• **CONSIGNES DE TRAVAIL**:
(1) D'après le texte sur l'accord entre les époux, quelle contrepartie unique l'épouse a-t-elle reçue en échange de sa renonciation ?
(2) Poursuivez le texte sur l'accord entre les époux à partir de sa dernière phrase.

• **TEXTE À LIRE**:
Je conviens que les présents documents, qui ont été établis à la même époque et concernent la même transaction, doivent être interprétés ensemble. Mais en les interprétant ainsi, il semble que l’accord conclu entre les parties ne prévoyait pas que l’époux devait verser une allocation périodique à son épouse pour subvenir aux besoins de celle‑ci et n’indiquait pas que le fait qu’il ait accepté de le faire devrait être indirectement garanti par une deuxième hypothèque. L’accord constituait plutôt une renonciation par l’épouse à toute demande d’allocation et une procuration irrévocable qu’elle accordait (au paragraphe 4 de l’accord) afin de renoncer à tout droit de douaire sur les terres de son époux en échange d’une seule contrepartie, soit un prêt hypothécaire de 45 000 $. L’obligation de faire des paiements hypothécaires ne dépendait pas de la survie de l’épouse. Elle était libre de céder l’hypothèque à n’importe quel moment.

• **BLOC DE DONNÉES**:

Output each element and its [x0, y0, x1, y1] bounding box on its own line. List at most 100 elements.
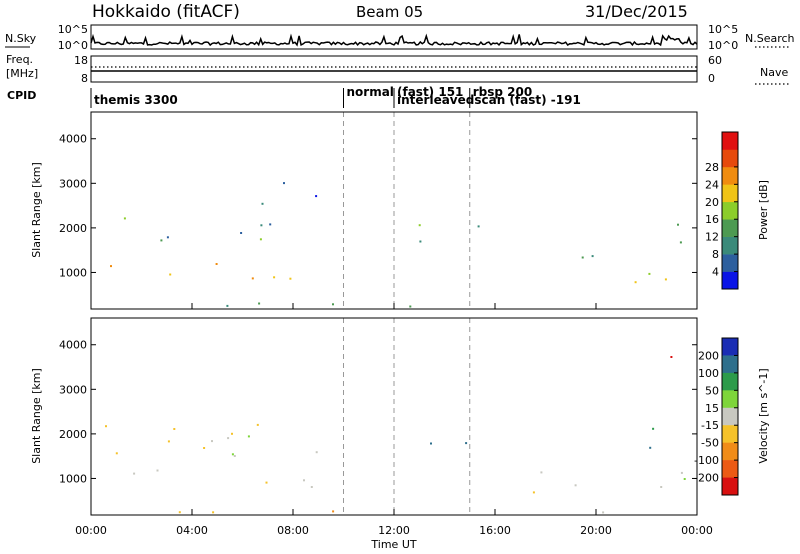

• **CORRIGÉ DES EXERCICES**:
(1) Un prêt hypothécaire de 45 000 $.

(2)
 

Le fait de donner l’hypothèque était analogue au paiement d’une somme forfaitaire qui libérait une fois pour toutes l’époux de sa responsabilité de subvenir aux besoins de son épouse. L’hypothèque a été consentie parce que l’époux n’était pas en mesure de verser la somme forfaitaire en argent comptant. Les faits diffèrent du jugement Minister of National Revenue v. Armstrong [1956] S.C.R. 446, [1956] C.T.C. 93, 56 D.T.C. 1044,  mais l’espèce me semble être visée par le principe qui a guidé la décision dans cette affaire.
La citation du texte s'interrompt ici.